Objective:
Repeat each line word for word.

Records:
※
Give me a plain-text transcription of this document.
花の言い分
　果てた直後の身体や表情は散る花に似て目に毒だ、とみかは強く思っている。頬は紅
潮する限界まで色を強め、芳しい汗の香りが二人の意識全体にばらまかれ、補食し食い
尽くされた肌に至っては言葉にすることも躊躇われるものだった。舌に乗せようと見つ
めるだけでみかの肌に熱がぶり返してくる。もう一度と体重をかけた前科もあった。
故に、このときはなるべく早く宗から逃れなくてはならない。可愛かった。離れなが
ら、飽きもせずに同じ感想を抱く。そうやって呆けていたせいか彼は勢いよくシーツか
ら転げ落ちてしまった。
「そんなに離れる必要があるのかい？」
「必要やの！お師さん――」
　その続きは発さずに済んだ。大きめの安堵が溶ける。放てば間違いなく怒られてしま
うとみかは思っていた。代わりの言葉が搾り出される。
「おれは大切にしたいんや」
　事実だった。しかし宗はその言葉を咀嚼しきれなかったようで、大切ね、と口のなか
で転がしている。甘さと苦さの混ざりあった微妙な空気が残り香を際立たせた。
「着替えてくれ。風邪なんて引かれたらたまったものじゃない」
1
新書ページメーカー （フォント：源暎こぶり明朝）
※
Result:
Give me a plain-text transcription of this document.
花の言い分
　果てた直後の身体や表情は散る花に似て目に毒だ、とみかは強く思っている。頬は紅
潮する限界まで色を強め、芳しい汗の香りが二人の意識全体にばらまかれ、補食し食い
尽くされた肌に至っては言葉にすることも躊躇われるものだった。舌に乗せようと見つ
めるだけでみかの肌に熱がぶり返してくる。もう一度と体重をかけた前科もあった。
故に、このときはなるべく早く宗から逃れなくてはならない。可愛かった。離れなが
ら、飽きもせずに同じ感想を抱く。そうやって呆けていたせいか彼は勢いよくシーツか
ら転げ落ちてしまった。
「そんなに離れる必要があるのかい？」
「必要やの！お師さん――」
　その続きは発さずに済んだ。大きめの安堵が溶ける。放てば間違いなく怒られてしま
うとみかは思っていた。代わりの言葉が搾り出される。
「おれは大切にしたいんや」
　事実だった。しかし宗はその言葉を咀嚼しきれなかったようで、大切ね、と口のなか
で転がしている。甘さと苦さの混ざりあった微妙な空気が残り香を際立たせた。
「着替えてくれ。風邪なんて引かれたらたまったものじゃない」
1
新書ページメーカー （フォント：源暎こぶり明朝）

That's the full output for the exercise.